• Job
Will you output all of the data below exactly, omitting the images?

• Given information

▼

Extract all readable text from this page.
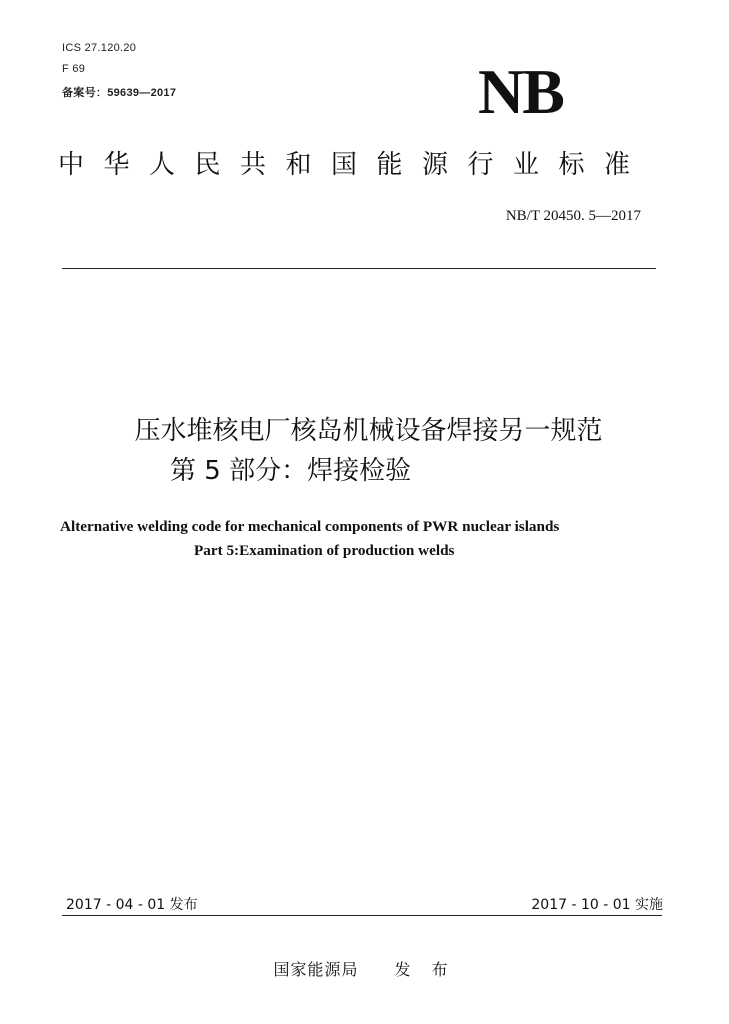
ICS 27.120.20
F 69
备案号：59639—2017	NB
中华人民共和国能源行业标准
NB/T 20450. 5—2017
压水堆核电厂核岛机械设备焊接另一规范
第 5 部分：焊接检验
Alternative welding code for mechanical components of PWR nuclear islands
Part 5:Examination of production welds
2017 - 04 - 01 发布	2017 - 10 - 01 实施
国家能源局 发 布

▲

• Result of the exercise
Extract all readable text from this page.
ICS 27.120.20
F 69
备案号：59639—2017	NB
中华人民共和国能源行业标准
NB/T 20450. 5—2017
压水堆核电厂核岛机械设备焊接另一规范
第 5 部分：焊接检验
Alternative welding code for mechanical components of PWR nuclear islands
Part 5:Examination of production welds
2017 - 04 - 01 发布	2017 - 10 - 01 实施
国家能源局 发 布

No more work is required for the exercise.